-- Data entries --
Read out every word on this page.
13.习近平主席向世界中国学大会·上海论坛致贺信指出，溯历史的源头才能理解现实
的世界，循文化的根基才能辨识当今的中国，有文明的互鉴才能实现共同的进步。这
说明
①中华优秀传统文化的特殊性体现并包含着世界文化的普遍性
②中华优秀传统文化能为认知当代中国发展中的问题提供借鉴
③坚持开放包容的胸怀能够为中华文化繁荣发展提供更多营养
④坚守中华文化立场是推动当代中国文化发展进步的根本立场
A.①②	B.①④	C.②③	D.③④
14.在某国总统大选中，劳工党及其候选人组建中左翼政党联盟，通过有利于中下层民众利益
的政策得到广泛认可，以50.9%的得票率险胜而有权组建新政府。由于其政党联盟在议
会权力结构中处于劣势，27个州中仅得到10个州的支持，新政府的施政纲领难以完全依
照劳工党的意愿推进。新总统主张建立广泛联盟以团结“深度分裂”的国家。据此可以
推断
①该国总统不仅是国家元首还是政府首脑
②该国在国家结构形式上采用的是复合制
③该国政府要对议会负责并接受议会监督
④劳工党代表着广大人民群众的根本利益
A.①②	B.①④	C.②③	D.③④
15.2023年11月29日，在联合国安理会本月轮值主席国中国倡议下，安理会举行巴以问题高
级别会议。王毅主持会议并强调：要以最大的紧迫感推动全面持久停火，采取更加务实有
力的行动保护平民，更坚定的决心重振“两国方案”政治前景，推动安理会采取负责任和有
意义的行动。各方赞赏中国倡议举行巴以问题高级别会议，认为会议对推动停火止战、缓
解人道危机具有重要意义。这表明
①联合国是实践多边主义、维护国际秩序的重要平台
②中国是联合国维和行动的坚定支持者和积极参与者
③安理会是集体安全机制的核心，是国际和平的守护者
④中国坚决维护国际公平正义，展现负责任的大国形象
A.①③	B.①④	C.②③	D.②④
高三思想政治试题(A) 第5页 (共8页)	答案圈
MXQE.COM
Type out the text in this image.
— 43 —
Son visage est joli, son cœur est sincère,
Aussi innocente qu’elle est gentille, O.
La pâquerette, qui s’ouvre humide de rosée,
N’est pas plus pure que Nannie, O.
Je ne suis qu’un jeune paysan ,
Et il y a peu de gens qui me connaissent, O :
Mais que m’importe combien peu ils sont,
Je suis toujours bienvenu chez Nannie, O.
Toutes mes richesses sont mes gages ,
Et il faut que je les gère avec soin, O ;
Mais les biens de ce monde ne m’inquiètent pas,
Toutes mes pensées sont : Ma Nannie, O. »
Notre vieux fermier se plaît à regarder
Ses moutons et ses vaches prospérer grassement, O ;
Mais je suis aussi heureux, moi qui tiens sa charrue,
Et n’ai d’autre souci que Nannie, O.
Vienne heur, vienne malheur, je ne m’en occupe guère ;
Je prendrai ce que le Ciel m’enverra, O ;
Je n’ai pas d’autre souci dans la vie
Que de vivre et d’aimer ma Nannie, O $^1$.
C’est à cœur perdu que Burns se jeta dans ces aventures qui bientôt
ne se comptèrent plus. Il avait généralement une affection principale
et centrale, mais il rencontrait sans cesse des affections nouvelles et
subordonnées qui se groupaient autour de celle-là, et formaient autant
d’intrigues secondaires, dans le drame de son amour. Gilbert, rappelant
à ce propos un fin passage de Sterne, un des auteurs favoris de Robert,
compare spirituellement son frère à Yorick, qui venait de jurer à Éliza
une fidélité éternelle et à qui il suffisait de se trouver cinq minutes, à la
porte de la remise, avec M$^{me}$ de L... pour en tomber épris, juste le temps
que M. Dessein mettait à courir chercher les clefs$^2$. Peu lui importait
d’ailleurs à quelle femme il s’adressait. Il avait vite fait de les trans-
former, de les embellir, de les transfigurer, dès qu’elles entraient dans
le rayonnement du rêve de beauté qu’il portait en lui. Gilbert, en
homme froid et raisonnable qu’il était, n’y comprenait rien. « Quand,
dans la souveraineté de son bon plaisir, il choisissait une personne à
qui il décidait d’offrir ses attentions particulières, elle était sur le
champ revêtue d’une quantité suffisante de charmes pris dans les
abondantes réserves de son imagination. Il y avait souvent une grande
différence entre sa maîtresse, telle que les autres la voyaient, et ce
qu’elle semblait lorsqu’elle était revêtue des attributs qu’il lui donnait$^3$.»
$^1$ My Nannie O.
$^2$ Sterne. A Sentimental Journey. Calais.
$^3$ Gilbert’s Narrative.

-- Goal --
Transcribe all the entries, keeping each one exactly as it is.

-- Output of the task --
Read out every word on this page.
13.习近平主席向世界中国学大会·上海论坛致贺信指出，溯历史的源头才能理解现实
的世界，循文化的根基才能辨识当今的中国，有文明的互鉴才能实现共同的进步。这
说明
①中华优秀传统文化的特殊性体现并包含着世界文化的普遍性
②中华优秀传统文化能为认知当代中国发展中的问题提供借鉴
③坚持开放包容的胸怀能够为中华文化繁荣发展提供更多营养
④坚守中华文化立场是推动当代中国文化发展进步的根本立场
A.①②	B.①④	C.②③	D.③④
14.在某国总统大选中，劳工党及其候选人组建中左翼政党联盟，通过有利于中下层民众利益
的政策得到广泛认可，以50.9%的得票率险胜而有权组建新政府。由于其政党联盟在议
会权力结构中处于劣势，27个州中仅得到10个州的支持，新政府的施政纲领难以完全依
照劳工党的意愿推进。新总统主张建立广泛联盟以团结“深度分裂”的国家。据此可以
推断
①该国总统不仅是国家元首还是政府首脑
②该国在国家结构形式上采用的是复合制
③该国政府要对议会负责并接受议会监督
④劳工党代表着广大人民群众的根本利益
A.①②	B.①④	C.②③	D.③④
15.2023年11月29日，在联合国安理会本月轮值主席国中国倡议下，安理会举行巴以问题高
级别会议。王毅主持会议并强调：要以最大的紧迫感推动全面持久停火，采取更加务实有
力的行动保护平民，更坚定的决心重振“两国方案”政治前景，推动安理会采取负责任和有
意义的行动。各方赞赏中国倡议举行巴以问题高级别会议，认为会议对推动停火止战、缓
解人道危机具有重要意义。这表明
①联合国是实践多边主义、维护国际秩序的重要平台
②中国是联合国维和行动的坚定支持者和积极参与者
③安理会是集体安全机制的核心，是国际和平的守护者
④中国坚决维护国际公平正义，展现负责任的大国形象
A.①③	B.①④	C.②③	D.②④
高三思想政治试题(A) 第5页 (共8页)	答案圈
MXQE.COM
Type out the text in this image.
— 43 —
Son visage est joli, son cœur est sincère,
Aussi innocente qu’elle est gentille, O.
La pâquerette, qui s’ouvre humide de rosée,
N’est pas plus pure que Nannie, O.
Je ne suis qu’un jeune paysan ,
Et il y a peu de gens qui me connaissent, O :
Mais que m’importe combien peu ils sont,
Je suis toujours bienvenu chez Nannie, O.
Toutes mes richesses sont mes gages ,
Et il faut que je les gère avec soin, O ;
Mais les biens de ce monde ne m’inquiètent pas,
Toutes mes pensées sont : Ma Nannie, O. »
Notre vieux fermier se plaît à regarder
Ses moutons et ses vaches prospérer grassement, O ;
Mais je suis aussi heureux, moi qui tiens sa charrue,
Et n’ai d’autre souci que Nannie, O.
Vienne heur, vienne malheur, je ne m’en occupe guère ;
Je prendrai ce que le Ciel m’enverra, O ;
Je n’ai pas d’autre souci dans la vie
Que de vivre et d’aimer ma Nannie, O $^1$.
C’est à cœur perdu que Burns se jeta dans ces aventures qui bientôt
ne se comptèrent plus. Il avait généralement une affection principale
et centrale, mais il rencontrait sans cesse des affections nouvelles et
subordonnées qui se groupaient autour de celle-là, et formaient autant
d’intrigues secondaires, dans le drame de son amour. Gilbert, rappelant
à ce propos un fin passage de Sterne, un des auteurs favoris de Robert,
compare spirituellement son frère à Yorick, qui venait de jurer à Éliza
une fidélité éternelle et à qui il suffisait de se trouver cinq minutes, à la
porte de la remise, avec M$^{me}$ de L... pour en tomber épris, juste le temps
que M. Dessein mettait à courir chercher les clefs$^2$. Peu lui importait
d’ailleurs à quelle femme il s’adressait. Il avait vite fait de les trans-
former, de les embellir, de les transfigurer, dès qu’elles entraient dans
le rayonnement du rêve de beauté qu’il portait en lui. Gilbert, en
homme froid et raisonnable qu’il était, n’y comprenait rien. « Quand,
dans la souveraineté de son bon plaisir, il choisissait une personne à
qui il décidait d’offrir ses attentions particulières, elle était sur le
champ revêtue d’une quantité suffisante de charmes pris dans les
abondantes réserves de son imagination. Il y avait souvent une grande
différence entre sa maîtresse, telle que les autres la voyaient, et ce
qu’elle semblait lorsqu’elle était revêtue des attributs qu’il lui donnait$^3$.»
$^1$ My Nannie O.
$^2$ Sterne. A Sentimental Journey. Calais.
$^3$ Gilbert’s Narrative.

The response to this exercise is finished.